>>>

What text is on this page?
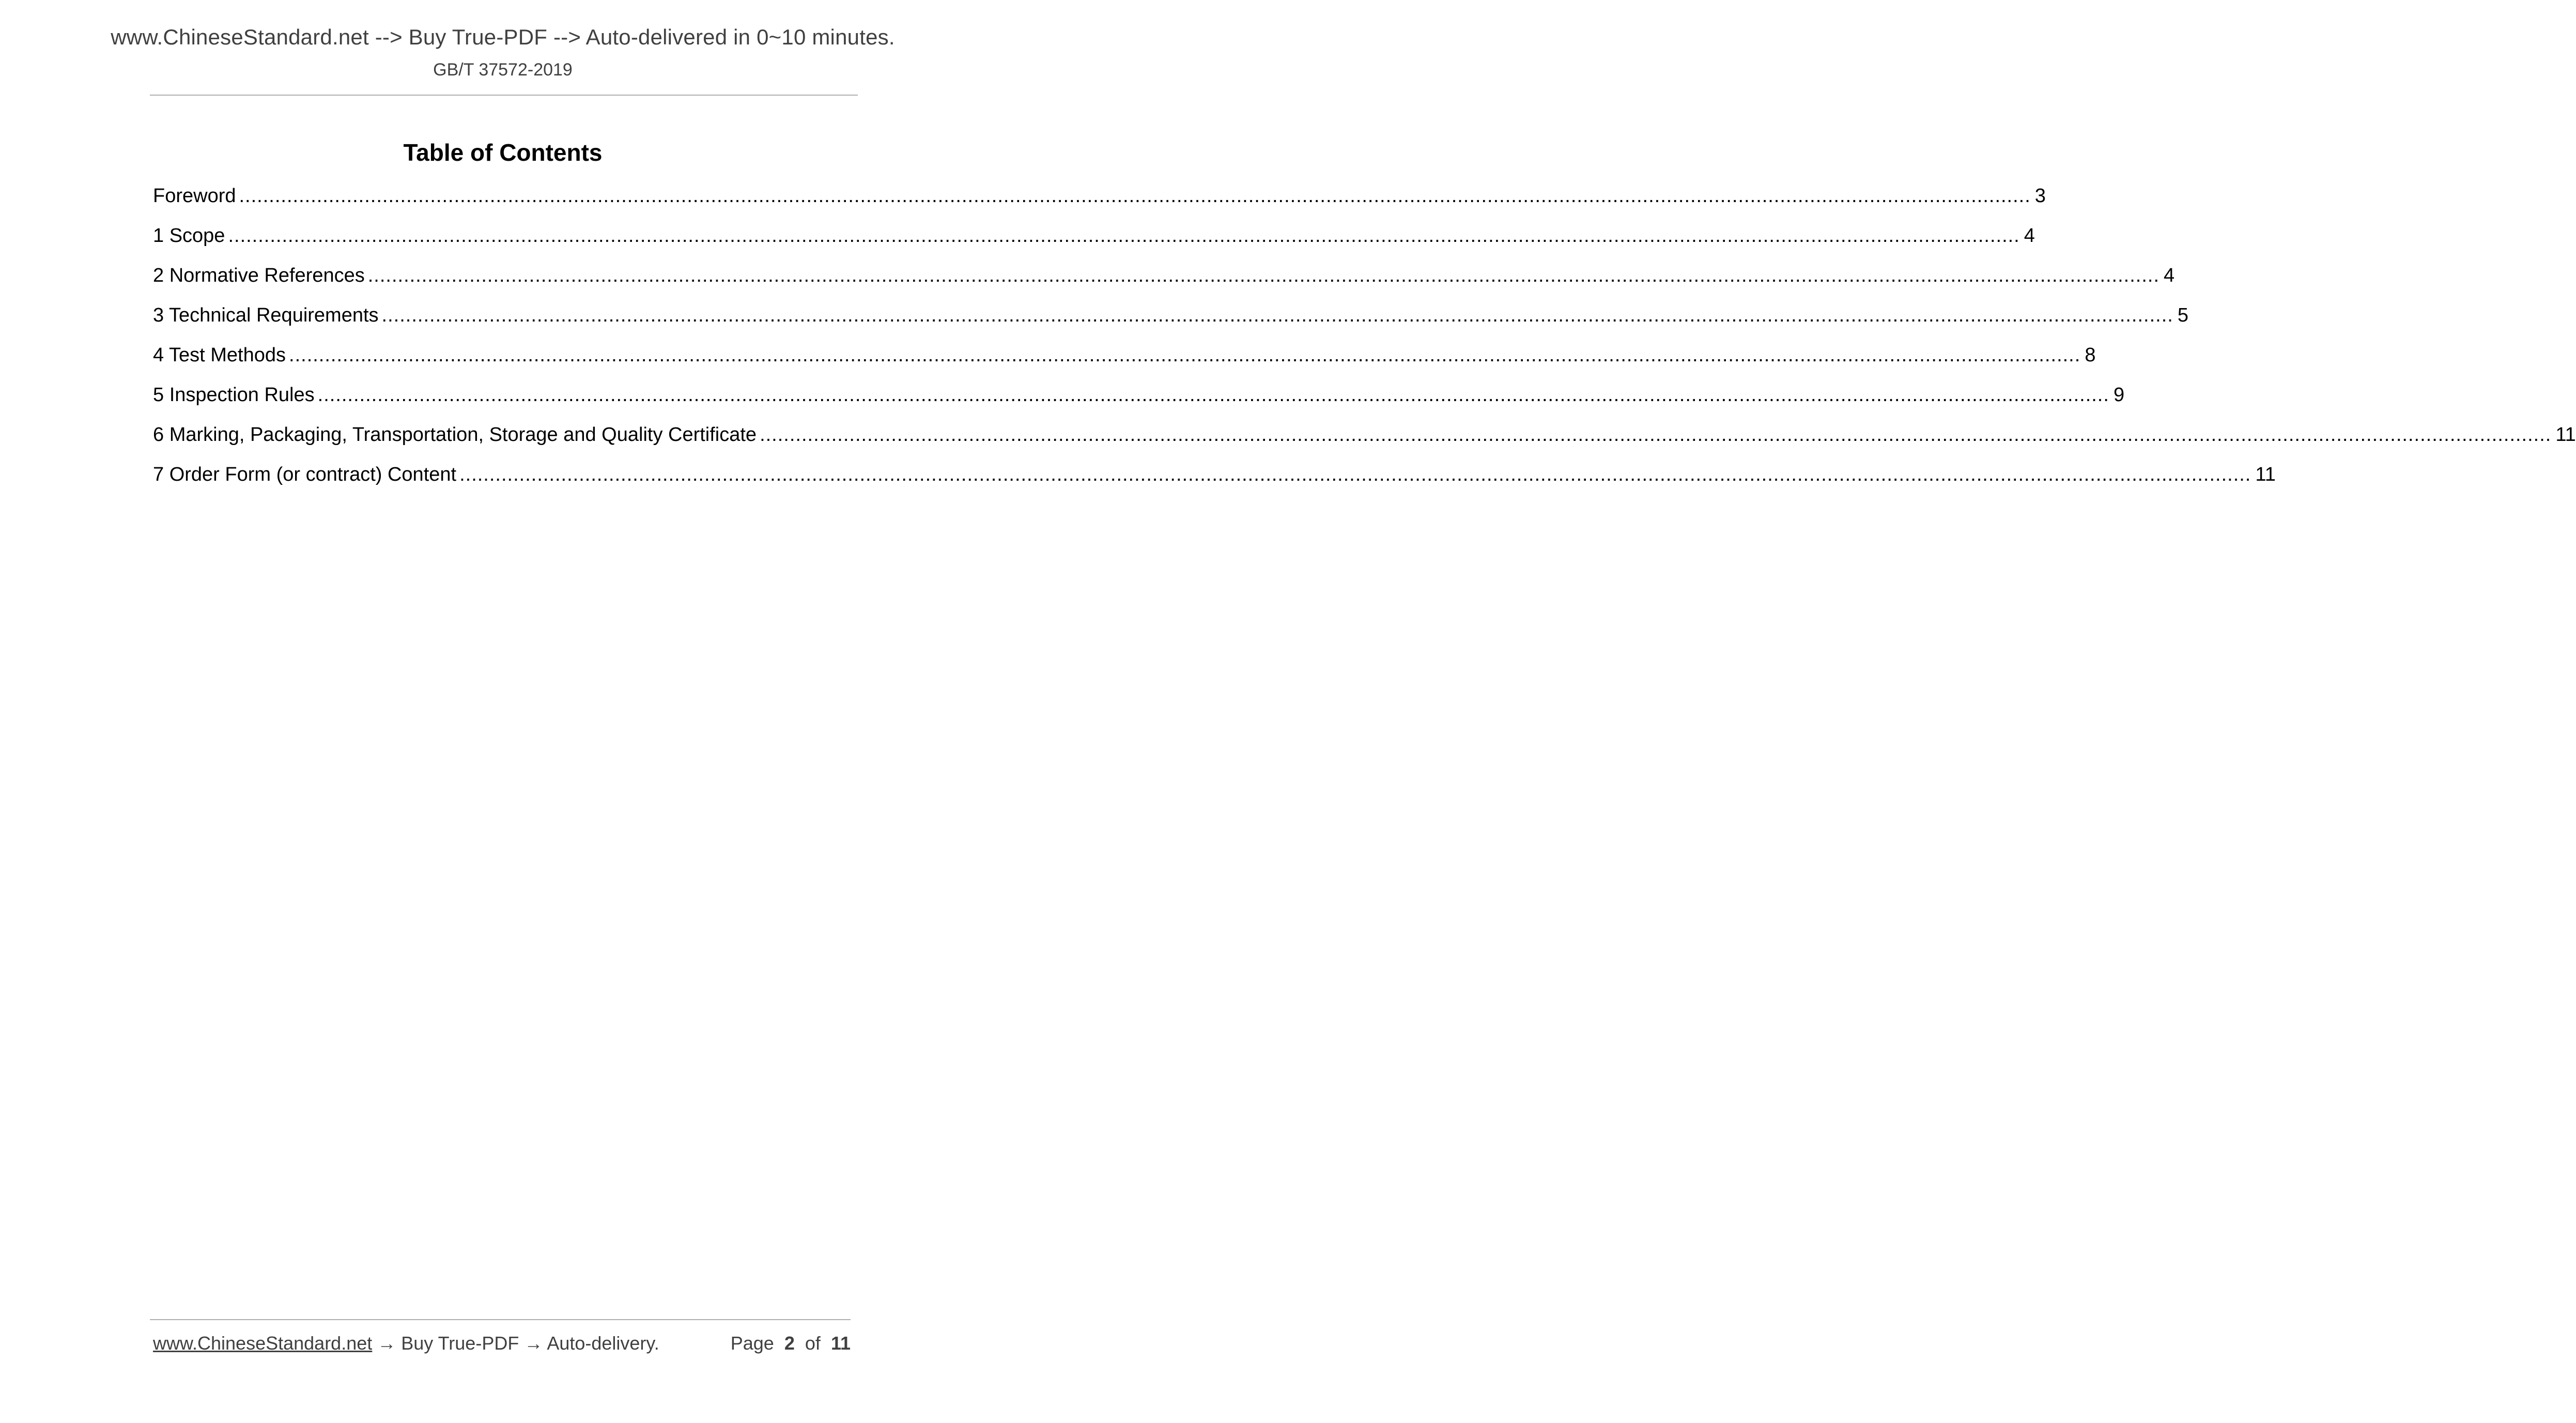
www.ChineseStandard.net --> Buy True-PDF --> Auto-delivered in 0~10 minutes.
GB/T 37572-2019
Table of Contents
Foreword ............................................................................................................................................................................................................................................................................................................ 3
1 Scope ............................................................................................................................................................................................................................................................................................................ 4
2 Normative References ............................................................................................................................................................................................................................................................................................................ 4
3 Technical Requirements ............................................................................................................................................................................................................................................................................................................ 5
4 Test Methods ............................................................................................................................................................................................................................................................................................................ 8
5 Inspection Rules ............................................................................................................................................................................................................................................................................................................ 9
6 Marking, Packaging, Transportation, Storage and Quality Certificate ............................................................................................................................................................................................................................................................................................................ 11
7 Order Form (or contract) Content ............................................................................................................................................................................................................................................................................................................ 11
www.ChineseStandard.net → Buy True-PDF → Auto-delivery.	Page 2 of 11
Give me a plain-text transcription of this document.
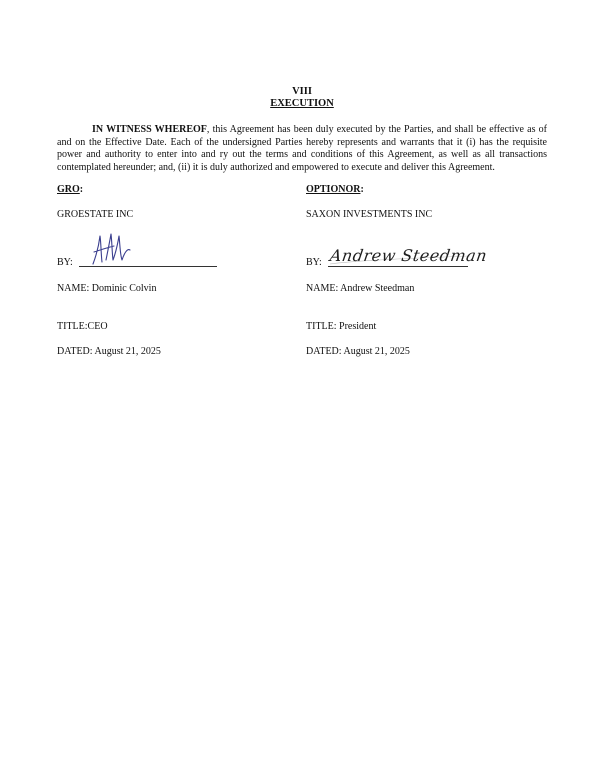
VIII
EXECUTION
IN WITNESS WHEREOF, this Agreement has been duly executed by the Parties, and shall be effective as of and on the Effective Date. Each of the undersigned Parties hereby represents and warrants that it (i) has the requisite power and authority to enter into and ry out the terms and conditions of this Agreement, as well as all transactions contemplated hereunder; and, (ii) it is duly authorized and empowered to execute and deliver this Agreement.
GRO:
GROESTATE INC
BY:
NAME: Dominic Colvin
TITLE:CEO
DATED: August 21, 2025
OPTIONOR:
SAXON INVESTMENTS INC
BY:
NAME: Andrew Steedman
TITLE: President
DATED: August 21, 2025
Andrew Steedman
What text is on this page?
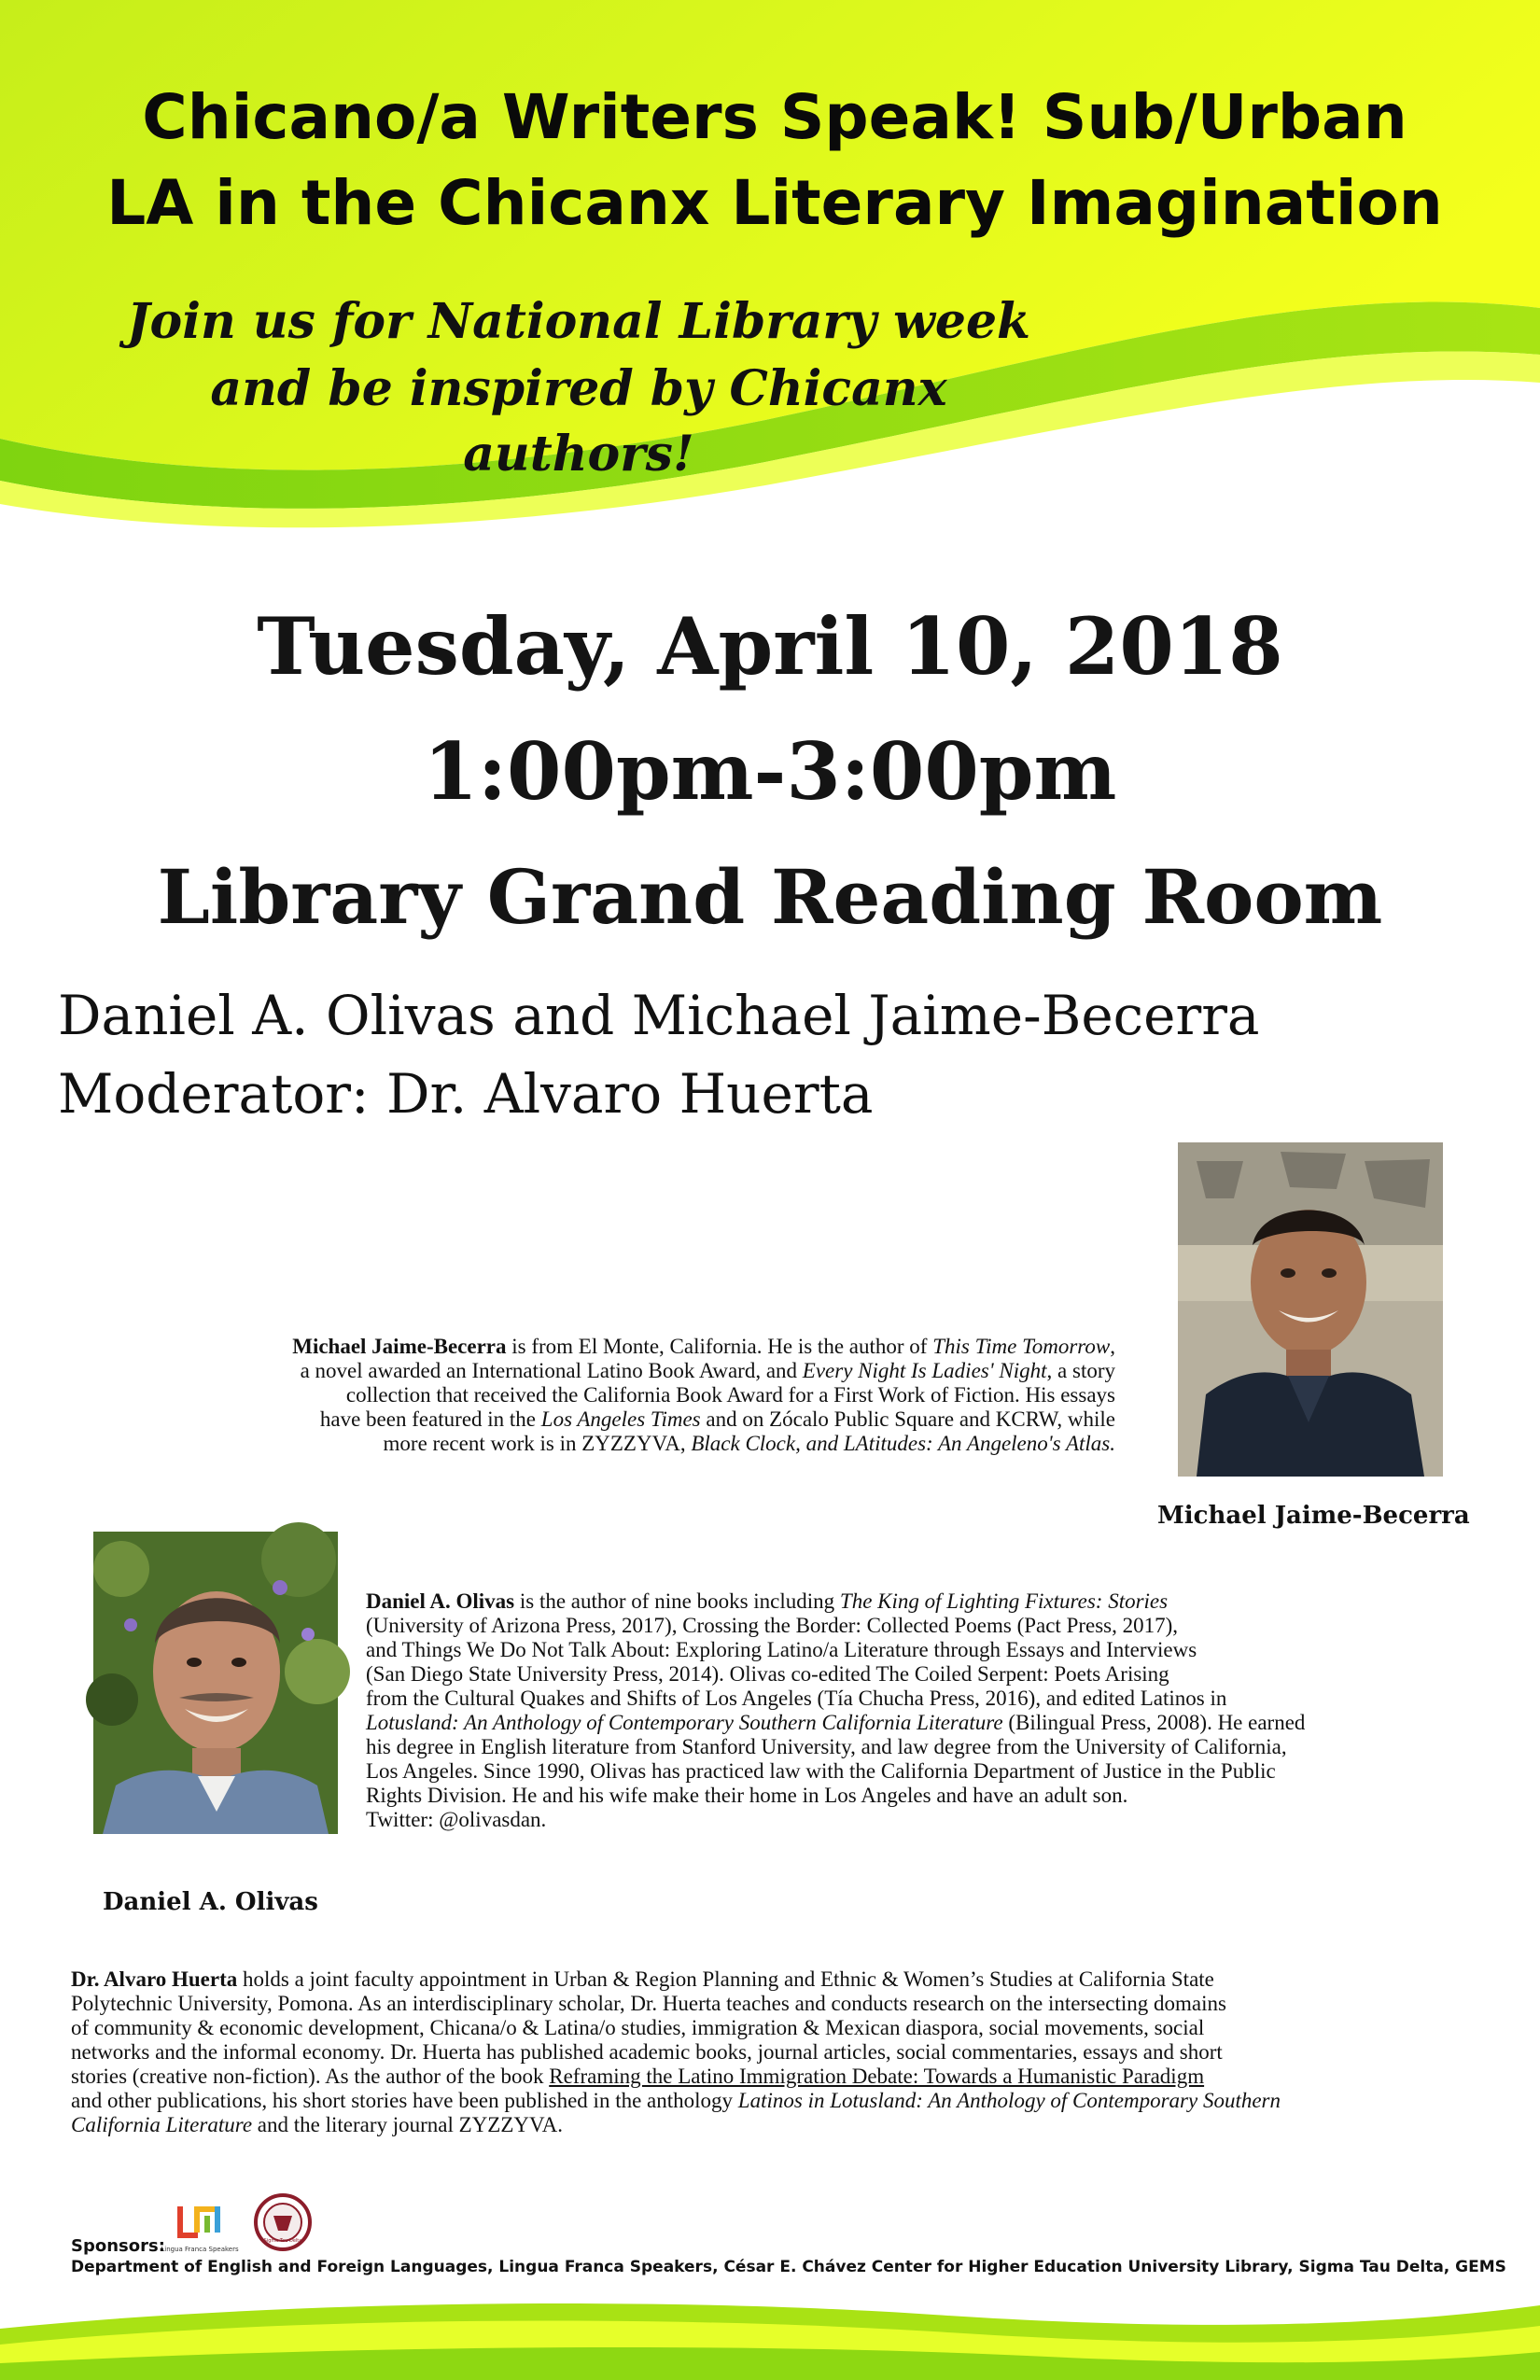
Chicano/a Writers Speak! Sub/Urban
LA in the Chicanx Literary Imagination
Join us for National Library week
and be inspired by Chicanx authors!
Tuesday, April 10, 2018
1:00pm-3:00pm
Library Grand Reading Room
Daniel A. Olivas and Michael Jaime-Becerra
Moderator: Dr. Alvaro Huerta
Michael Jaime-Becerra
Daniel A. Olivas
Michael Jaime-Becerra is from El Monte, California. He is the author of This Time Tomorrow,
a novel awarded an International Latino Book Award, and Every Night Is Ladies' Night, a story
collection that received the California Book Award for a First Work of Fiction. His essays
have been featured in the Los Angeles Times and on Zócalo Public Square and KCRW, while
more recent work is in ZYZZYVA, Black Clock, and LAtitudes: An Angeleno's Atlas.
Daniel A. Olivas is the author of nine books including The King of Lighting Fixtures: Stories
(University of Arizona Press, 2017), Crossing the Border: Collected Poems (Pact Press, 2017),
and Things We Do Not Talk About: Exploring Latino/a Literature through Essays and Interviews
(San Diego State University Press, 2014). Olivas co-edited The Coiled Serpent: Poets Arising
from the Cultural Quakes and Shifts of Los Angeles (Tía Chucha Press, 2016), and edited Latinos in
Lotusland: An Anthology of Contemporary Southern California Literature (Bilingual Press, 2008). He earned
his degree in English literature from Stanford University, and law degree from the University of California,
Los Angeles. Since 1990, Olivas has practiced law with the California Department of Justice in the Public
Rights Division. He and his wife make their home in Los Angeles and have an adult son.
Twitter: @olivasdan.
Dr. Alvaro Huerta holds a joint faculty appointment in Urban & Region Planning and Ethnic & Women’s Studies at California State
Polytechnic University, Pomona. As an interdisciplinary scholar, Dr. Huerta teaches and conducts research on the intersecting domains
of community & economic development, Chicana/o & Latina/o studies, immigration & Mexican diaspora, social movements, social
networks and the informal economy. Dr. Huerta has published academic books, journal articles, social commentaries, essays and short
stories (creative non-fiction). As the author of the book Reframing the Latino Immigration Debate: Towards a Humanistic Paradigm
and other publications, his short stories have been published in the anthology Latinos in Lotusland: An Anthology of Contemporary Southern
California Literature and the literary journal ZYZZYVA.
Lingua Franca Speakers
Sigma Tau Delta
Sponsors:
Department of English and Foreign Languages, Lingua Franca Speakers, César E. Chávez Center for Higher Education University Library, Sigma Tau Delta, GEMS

<<<

* _EXERCISE PROMPT_
Transcribe the whole listing, character for character, but not its images.

* _SOLUTION FOR THIS EXERCISE_
What text is on this page?
www.ChineseStandard.net --> Buy True-PDF --> Auto-delivered in 0~10 minutes.
GB/T 37572-2019
Table of Contents
Foreword ............................................................................................................................................................................................................................................................................................................ 3
1 Scope ............................................................................................................................................................................................................................................................................................................ 4
2 Normative References ............................................................................................................................................................................................................................................................................................................ 4
3 Technical Requirements ............................................................................................................................................................................................................................................................................................................ 5
4 Test Methods ............................................................................................................................................................................................................................................................................................................ 8
5 Inspection Rules ............................................................................................................................................................................................................................................................................................................ 9
6 Marking, Packaging, Transportation, Storage and Quality Certificate ............................................................................................................................................................................................................................................................................................................ 11
7 Order Form (or contract) Content ............................................................................................................................................................................................................................................................................................................ 11
www.ChineseStandard.net → Buy True-PDF → Auto-delivery.	Page 2 of 11
Give me a plain-text transcription of this document.
VIII
EXECUTION
IN WITNESS WHEREOF, this Agreement has been duly executed by the Parties, and shall be effective as of and on the Effective Date. Each of the undersigned Parties hereby represents and warrants that it (i) has the requisite power and authority to enter into and ry out the terms and conditions of this Agreement, as well as all transactions contemplated hereunder; and, (ii) it is duly authorized and empowered to execute and deliver this Agreement.
GRO:
GROESTATE INC
BY:
NAME: Dominic Colvin
TITLE:CEO
DATED: August 21, 2025
OPTIONOR:
SAXON INVESTMENTS INC
BY:
NAME: Andrew Steedman
TITLE: President
DATED: August 21, 2025
Andrew Steedman
What text is on this page?
Chicano/a Writers Speak! Sub/Urban
LA in the Chicanx Literary Imagination
Join us for National Library week
and be inspired by Chicanx authors!
Tuesday, April 10, 2018
1:00pm-3:00pm
Library Grand Reading Room
Daniel A. Olivas and Michael Jaime-Becerra
Moderator: Dr. Alvaro Huerta
Michael Jaime-Becerra
Daniel A. Olivas
Michael Jaime-Becerra is from El Monte, California. He is the author of This Time Tomorrow,
a novel awarded an International Latino Book Award, and Every Night Is Ladies' Night, a story
collection that received the California Book Award for a First Work of Fiction. His essays
have been featured in the Los Angeles Times and on Zócalo Public Square and KCRW, while
more recent work is in ZYZZYVA, Black Clock, and LAtitudes: An Angeleno's Atlas.
Daniel A. Olivas is the author of nine books including The King of Lighting Fixtures: Stories
(University of Arizona Press, 2017), Crossing the Border: Collected Poems (Pact Press, 2017),
and Things We Do Not Talk About: Exploring Latino/a Literature through Essays and Interviews
(San Diego State University Press, 2014). Olivas co-edited The Coiled Serpent: Poets Arising
from the Cultural Quakes and Shifts of Los Angeles (Tía Chucha Press, 2016), and edited Latinos in
Lotusland: An Anthology of Contemporary Southern California Literature (Bilingual Press, 2008). He earned
his degree in English literature from Stanford University, and law degree from the University of California,
Los Angeles. Since 1990, Olivas has practiced law with the California Department of Justice in the Public
Rights Division. He and his wife make their home in Los Angeles and have an adult son.
Twitter: @olivasdan.
Dr. Alvaro Huerta holds a joint faculty appointment in Urban & Region Planning and Ethnic & Women’s Studies at California State
Polytechnic University, Pomona. As an interdisciplinary scholar, Dr. Huerta teaches and conducts research on the intersecting domains
of community & economic development, Chicana/o & Latina/o studies, immigration & Mexican diaspora, social movements, social
networks and the informal economy. Dr. Huerta has published academic books, journal articles, social commentaries, essays and short
stories (creative non-fiction). As the author of the book Reframing the Latino Immigration Debate: Towards a Humanistic Paradigm
and other publications, his short stories have been published in the anthology Latinos in Lotusland: An Anthology of Contemporary Southern
California Literature and the literary journal ZYZZYVA.
Lingua Franca Speakers
Sigma Tau Delta
Sponsors:
Department of English and Foreign Languages, Lingua Franca Speakers, César E. Chávez Center for Higher Education University Library, Sigma Tau Delta, GEMS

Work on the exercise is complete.